_QUELLENAUSZUG_:
+ + + +

Nach der Absage von Wunschkandidat Marco Kurz begann sich das Gerüchtekarussell am Millerntor zu drehen: Michael Oenning, Thomas Wolter, Peter Neururer - und sogar Toni Polster waren nur einige, der kursierenden Namen. Doch der neue Mann an der Seitenlinie des FC St. Pauli heißt Michael Frontzeck. Er erhält einen Vertrag bis 30. Juni 2014.
Ob der 48-jährige Ex-Nationalspieler allerdings der richtige Mann ist, um die Braun-Weißen aus der Krise zu führen, muss sich erst zeigen - die Statistiken sprechen gegen ihn. Die bisherigen Engagements als Cheftrainer gingen gehörig in die Hose: Gleich in seiner ersten Trainersaison 2006/2007 stieg er mit Alemannia Aachen in die 2. Bundesliga ab und trat unmittelbar danach von seinem Amt zurück. Die darauffolgenden Stationen bei Arminia Bielefeld und Borussia Mönchengladbach verliefen ähnlich enttäuschend und endeten - nachdem er beide Vereine auf einen Abstiegsplatz geführt hatte - mit einer Entlassung. Und ausgerechnet dieser Michael Frontzeck soll den FC St. Pauli zurück auf die Erfolgsspur führen? Ausgerechnet er, der sein letztes Spiel als Coach (von Mönchengladbach) gegen St. Pauli (1:3) verloren hatte?
Hat er aus der Vergangenheit gelernt?
Was für Frontzeck spricht ist seine Erfahrung als Spieler: Nach 436 Bundesligapartien, 12 Einsätzen in der englischen Premier League für Manchester City und 19 Auftritten in der deutschen Nationalmannschaft kann der ehemalige linke Verteidiger aus einem großen Erfahrungsschatz schöpfen. Aber das war der Spieler. Was spricht für den Trainer Frontzeck? Mit gutem Willen könnte man ihm anrechnen, dass er sich mit Krisen auskennt. Er ist mit der Situation vertraut, ein Team zu leiten, dass um den Abstieg kämpft. Die Frage ist nur: Hat er aus der Vergangenheit gelernt?
Etwas aus der jüngsten Vergangenheit gelernt hat hoffentlich der FC St. Pauli. Das Hin-und-Her um Trainer André Schubert und die überraschende Entlassung von Sportdirektor Helmut Schulte im Mai diesen Jahres sorgten für Unruhe am Millerntor und färbten schließlich auch negativ auf die Mannschaft ab.

+ + + +

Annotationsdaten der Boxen
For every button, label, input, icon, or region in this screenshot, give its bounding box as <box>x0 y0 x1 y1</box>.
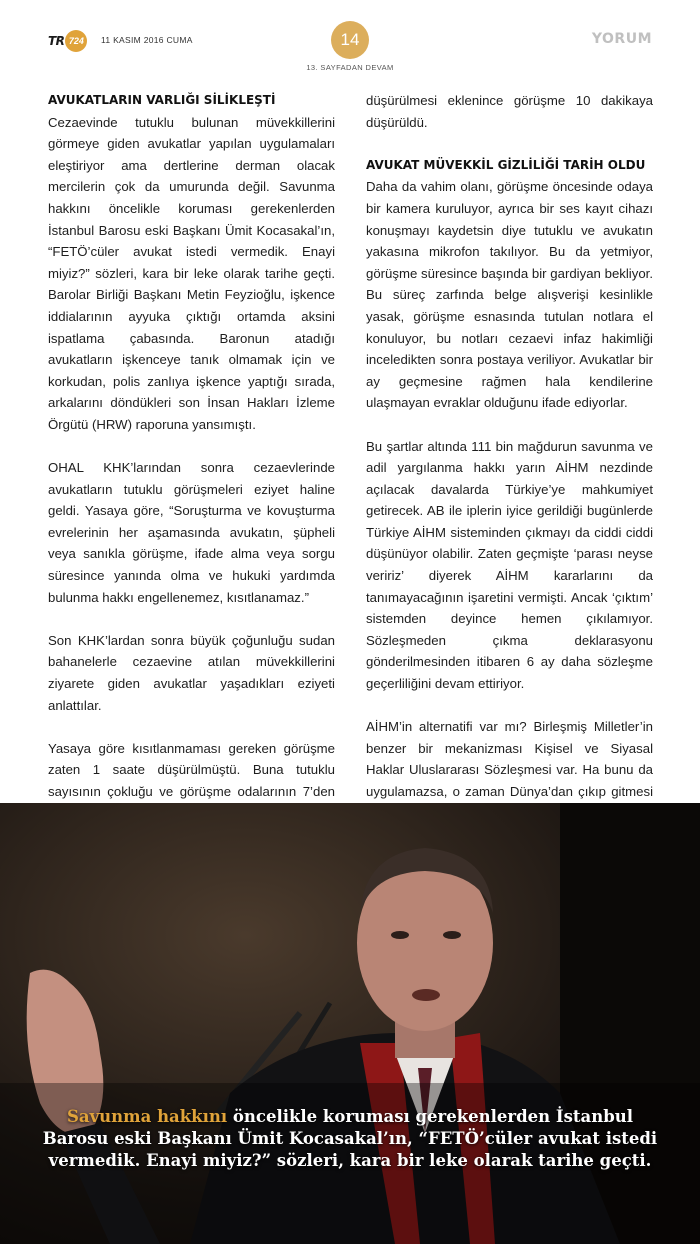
speaker-illustration <box>0 803 700 1244</box>
heading-avukat-muvekkil: AVUKAT MÜVEKKİL GİZLİLİĞİ TARİH OLDU <box>366 157 646 172</box>
section-label: YORUM <box>591 31 652 47</box>
heading-avukatlarin-varligi: AVUKATLARIN VARLIĞI SİLİKLEŞTİ <box>48 93 276 107</box>
speaker-photo <box>0 803 700 1244</box>
paragraph-4-continued: düşürülmesi eklenince görüşme 10 dakikaya düşürüldü. <box>366 93 653 130</box>
issue-date: 11 KASIM 2016 CUMA <box>101 35 193 45</box>
paragraph-5: Daha da vahim olanı, görüşme öncesinde odaya bir kamera kuruluyor, ayrıca bir ses kayıt cihazı konuşmayı kaydetsin diye tutuklu ve avukatın yakasına mikrofon takılıyor. Bu da yetmiyor, görüşme süresince başında bir gardiyan bekliyor. Bu süreç zarfında belge alışverişi kesinlikle yasak, görüşme esnasında tutulan notlara el konuluyor, bu notları cezaevi infaz hakimliği inceledikten sonra postaya veriliyor. Avukatlar bir ay geçmesine rağmen hala kendilerine ulaşmayan evraklar olduğunu ifade ediyorlar. <box>366 179 653 411</box>
paragraph-6: Bu şartlar altında 111 bin mağdurun savunma ve adil yargılanma hakkı yarın AİHM nezdinde açılacak davalarda Türkiye’ye mahkumiyet getirecek. AB ile iplerin iyice gerildiği bugünlerde Türkiye AİHM sisteminden çıkmayı da ciddi ciddi düşünüyor olabilir. Zaten geçmişte ‘parası neyse veririz’ diyerek AİHM kararlarını da tanımayacağının işaretini vermişti. Ancak ‘çıktım’ sistemden deyince hemen çıkılamıyor. Sözleşmeden çıkma deklarasyonu gönderilmesinden itibaren 6 ay daha sözleşme geçerliliğini devam ettiriyor. <box>366 438 653 692</box>
page-header <box>0 0 700 80</box>
tr724-logo <box>48 30 87 52</box>
logo-badge: 724 <box>65 30 87 52</box>
page-number-badge: 14 <box>331 21 369 59</box>
paragraph-3: Son KHK’lardan sonra büyük çoğunluğu sudan bahanelerle cezaevine atılan müvekkillerini ziyarete giden avukatlar yaşadıkları eziyeti anlattılar. <box>48 632 335 713</box>
paragraph-4: Yasaya göre kısıtlanmaması gereken görüşme zaten 1 saate düşürülmüştü. Buna tutuklu sayısının çokluğu ve görüşme odalarının 7’den <box>48 740 335 799</box>
logo-text: TR <box>48 34 65 48</box>
caption-highlight: Savunma hakkını <box>66 1107 228 1126</box>
paragraph-7: AİHM’in alternatifi var mı? Birleşmiş Milletler’in benzer bir mekanizması Kişisel ve Siyasal Haklar Uluslararası Sözleşmesi var. Ha bunu da uygulamazsa, o zaman Dünya’dan çıkıp gitmesi <box>366 719 653 799</box>
photo-caption <box>40 1106 660 1172</box>
paragraph-2: OHAL KHK’larından sonra cezaevlerinde avukatların tutuklu görüşmeleri eziyet haline geldi. Yasaya göre, “Soruşturma ve kovuşturma evrelerinin her aşamasında avukatın, şüpheli veya sanıkla görüşme, ifade alma veya sorgu süresince yanında olma ve hukuki yardımda bulunma hakkı engellenemez, kısıtlanamaz.” <box>48 460 335 605</box>
paragraph-1: Cezaevinde tutuklu bulunan müvekkillerini görmeye giden avukatlar yapılan uygulamaları eleştiriyor ama dertlerine derman olacak mercilerin çok da umurunda değil. Savunma hakkını öncelikle koruması gerekenlerden İstanbul Barosu eski Başkanı Ümit Kocasakal’ın, “FETÖ’cüler avukat istedi vermedik. Enayi miyiz?” sözleri, kara bir leke olarak tarihe geçti. Barolar Birliği Başkanı Metin Feyzioğlu, işkence iddialarının ayyuka çıktığı ortamda aksini ispatlama çabasında. Baronun atadığı avukatların işkenceye tanık olmamak için ve korkudan, polis zanlıya işkence yaptığı sırada, arkalarını döndükleri son İnsan Hakları İzleme Örgütü (HRW) raporuna yansımıştı. <box>48 114 335 432</box>
continued-from-note: 13. SAYFADAN DEVAM <box>306 63 394 72</box>
article-column-right <box>366 90 653 846</box>
caption-text: öncelikle koruması gerekenlerden İstanbul Barosu eski Başkanı Ümit Kocasakal’ın, “FETÖ’cüler avukat istedi vermedik. Enayi miyiz?” sözleri, kara bir leke olarak tarihe geçti. <box>42 1107 658 1170</box>
article-column-left <box>48 90 335 846</box>
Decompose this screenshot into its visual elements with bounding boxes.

+ + + +

_AUFGABE 1_: Gib aus dem Text über den neuen Trainer des FC St. Pauli den Abschnitt von „Etwas aus der“ bis einschließlich „die Mannschaft ab.“ wortgetreu zurück.
_AUFGABE 2_: Fasse den Text über den neuen Trainer des FC St. Pauli in zwei Sätzen zusammen.

_VOLLSTÄNDIGE ANTWORT 1_:
Etwas aus der jüngsten Vergangenheit gelernt hat hoffentlich der FC St. Pauli. Das Hin-und-Her um Trainer André Schubert und die überraschende Entlassung von Sportdirektor Helmut Schulte im Mai diesen Jahres sorgten für Unruhe am Millerntor und färbten schließlich auch negativ auf die Mannschaft ab.

_VOLLSTÄNDIGE ANTWORT 2_: Nach der Absage von Marco Kurz wird Michael Frontzeck neuer Trainer des FC St. Pauli und erhält einen Vertrag bis 30. Juni 2014. Als Spieler bringt er große Erfahrung mit, doch seine bisherigen Stationen als Cheftrainer in Aachen, Bielefeld und Mönchengladbach verliefen enttäuschend und endeten mit Abstieg und Rücktritt oder mit einer Entlassung.